→ **DIRECTIONS**: Listed below are entries; give the number of lines among them that include "also", and only that number.

[START OF RAW DATA]

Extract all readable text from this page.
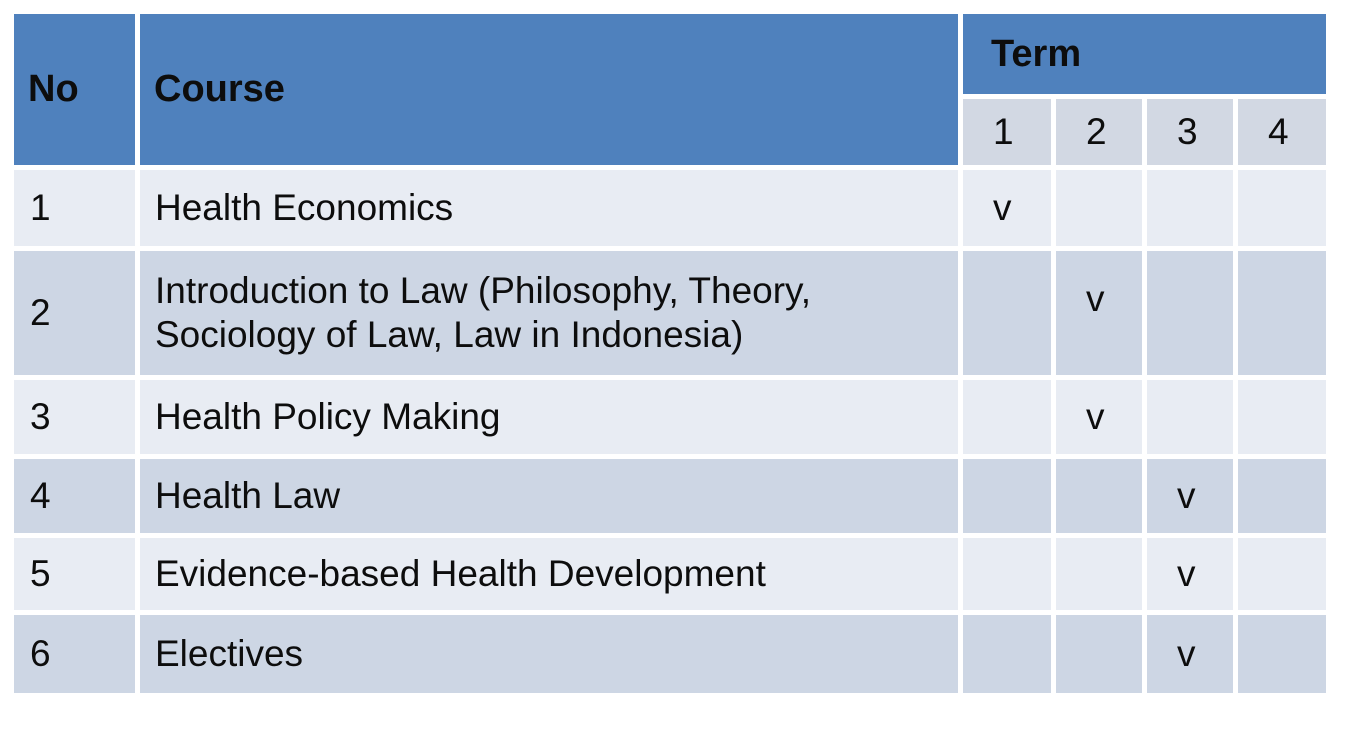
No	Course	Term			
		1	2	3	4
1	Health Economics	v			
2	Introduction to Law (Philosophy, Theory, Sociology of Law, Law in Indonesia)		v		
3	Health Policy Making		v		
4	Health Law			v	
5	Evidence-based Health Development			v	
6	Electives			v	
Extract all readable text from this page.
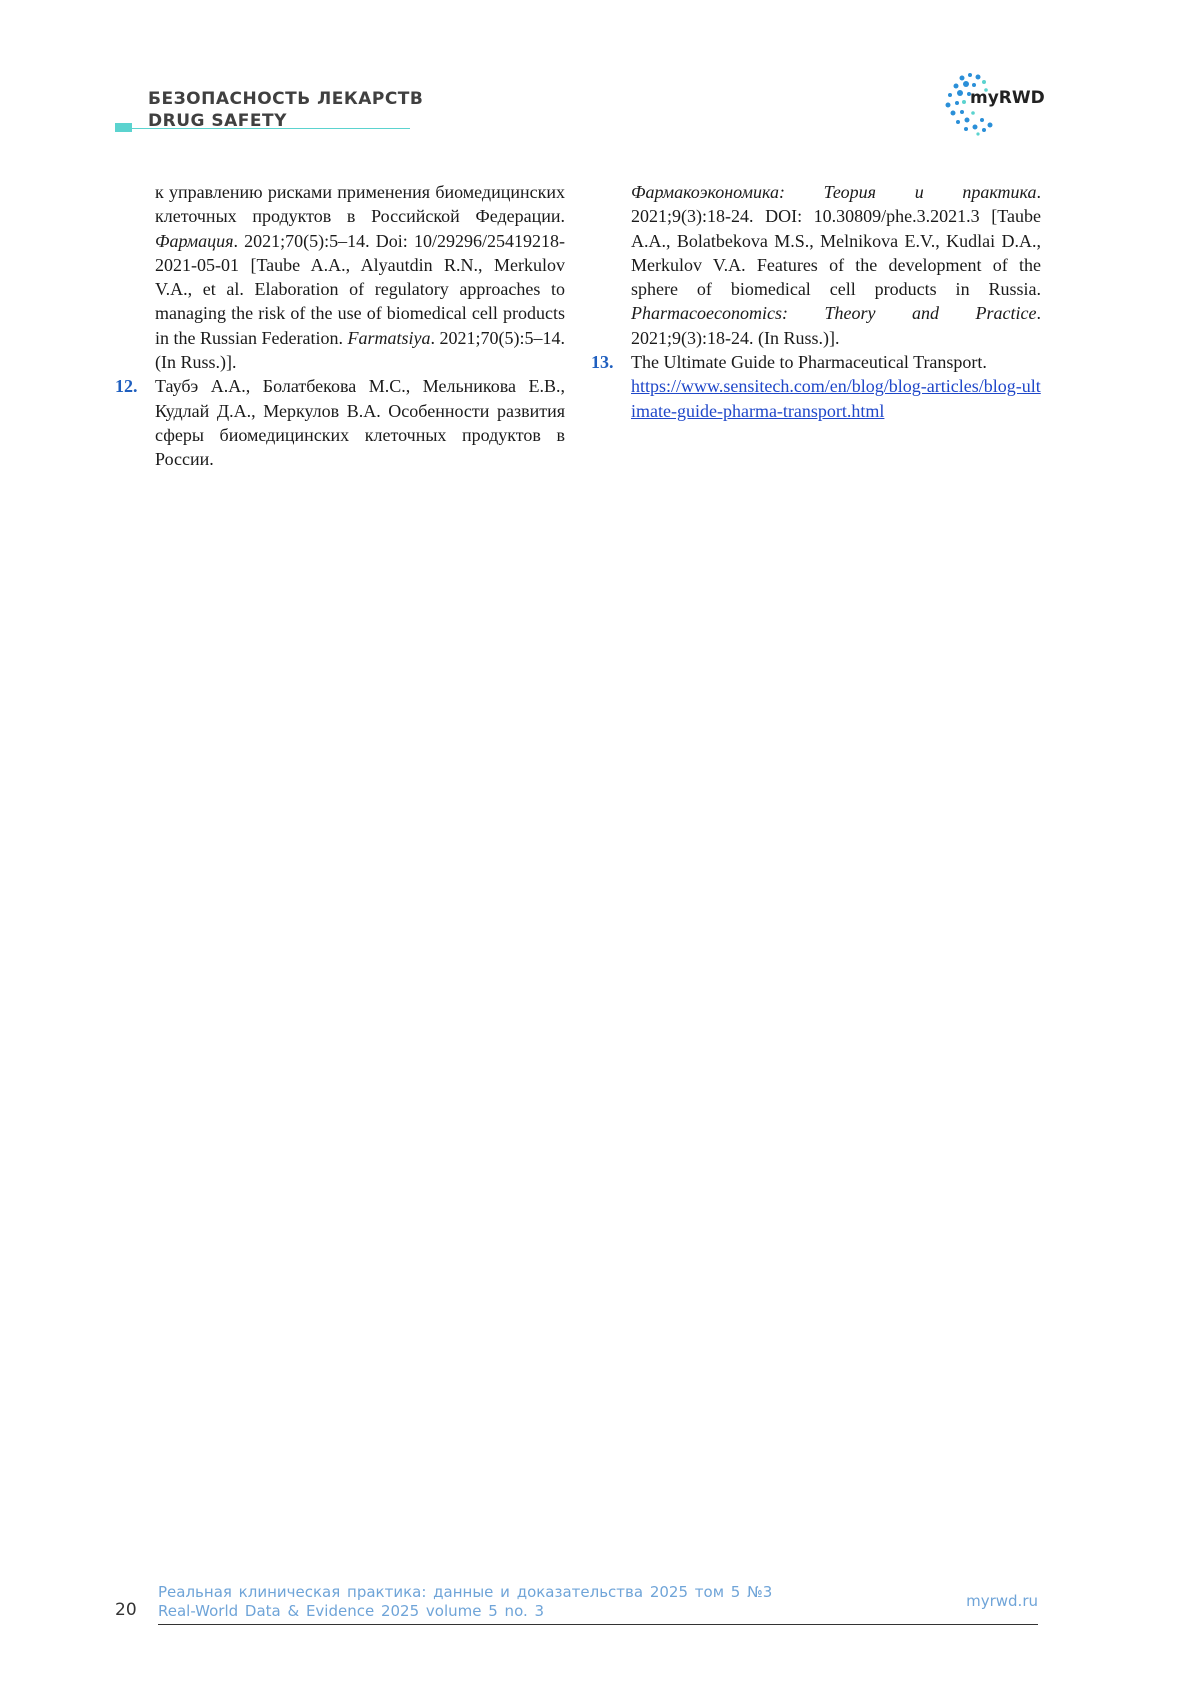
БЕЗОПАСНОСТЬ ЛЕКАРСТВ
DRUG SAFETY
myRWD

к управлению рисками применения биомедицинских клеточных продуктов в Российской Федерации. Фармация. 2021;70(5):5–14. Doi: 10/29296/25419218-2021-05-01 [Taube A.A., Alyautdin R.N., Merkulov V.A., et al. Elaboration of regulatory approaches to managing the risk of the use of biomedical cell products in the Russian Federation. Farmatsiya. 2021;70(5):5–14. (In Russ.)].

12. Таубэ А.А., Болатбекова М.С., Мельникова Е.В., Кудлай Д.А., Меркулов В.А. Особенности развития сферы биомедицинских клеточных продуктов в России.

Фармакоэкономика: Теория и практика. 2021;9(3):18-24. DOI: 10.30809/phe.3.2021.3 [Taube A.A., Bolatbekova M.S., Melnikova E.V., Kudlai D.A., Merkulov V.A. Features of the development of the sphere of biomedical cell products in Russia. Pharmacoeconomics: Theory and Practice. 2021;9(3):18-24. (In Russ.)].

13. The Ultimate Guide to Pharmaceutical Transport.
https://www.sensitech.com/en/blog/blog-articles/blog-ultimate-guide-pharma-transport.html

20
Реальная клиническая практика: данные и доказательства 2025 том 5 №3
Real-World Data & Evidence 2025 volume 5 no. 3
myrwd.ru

[END OF RAW DATA]
[START OF RAW DATA]

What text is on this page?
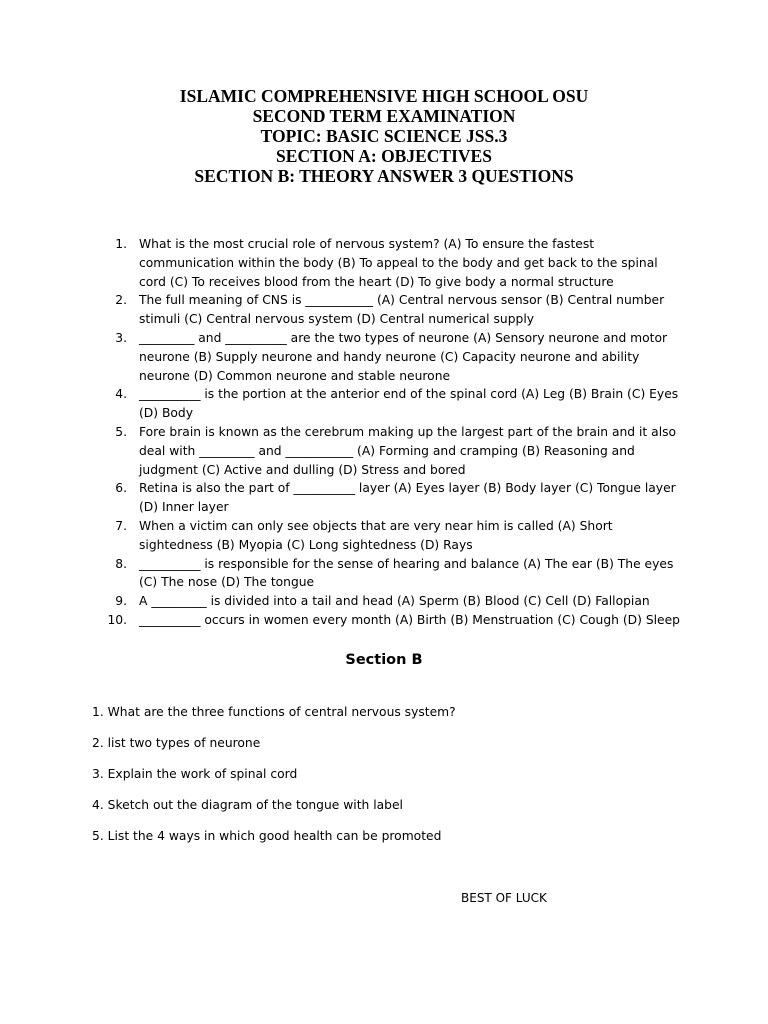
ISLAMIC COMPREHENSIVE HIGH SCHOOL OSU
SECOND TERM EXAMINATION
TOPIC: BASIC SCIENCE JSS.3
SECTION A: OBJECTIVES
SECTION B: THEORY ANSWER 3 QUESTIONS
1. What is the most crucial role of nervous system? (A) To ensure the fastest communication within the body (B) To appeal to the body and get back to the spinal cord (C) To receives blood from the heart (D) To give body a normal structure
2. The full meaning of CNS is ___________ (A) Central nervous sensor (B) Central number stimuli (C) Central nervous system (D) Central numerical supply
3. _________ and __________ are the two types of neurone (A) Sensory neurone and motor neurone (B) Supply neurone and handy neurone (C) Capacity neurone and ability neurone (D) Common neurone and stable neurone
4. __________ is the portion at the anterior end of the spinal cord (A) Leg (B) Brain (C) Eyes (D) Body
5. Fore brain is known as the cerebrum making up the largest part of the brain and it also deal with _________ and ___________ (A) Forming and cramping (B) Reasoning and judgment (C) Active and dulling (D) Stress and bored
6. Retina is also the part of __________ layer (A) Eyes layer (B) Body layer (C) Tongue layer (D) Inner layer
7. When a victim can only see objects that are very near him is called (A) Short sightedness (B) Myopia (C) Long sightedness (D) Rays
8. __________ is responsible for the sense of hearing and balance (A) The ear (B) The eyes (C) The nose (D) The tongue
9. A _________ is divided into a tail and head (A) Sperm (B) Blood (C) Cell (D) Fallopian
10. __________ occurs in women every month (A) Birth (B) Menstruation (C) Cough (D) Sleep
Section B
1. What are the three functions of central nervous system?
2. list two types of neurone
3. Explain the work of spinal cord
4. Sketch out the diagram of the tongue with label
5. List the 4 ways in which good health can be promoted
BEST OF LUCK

[END OF RAW DATA]

→ **THE REPLY**: 2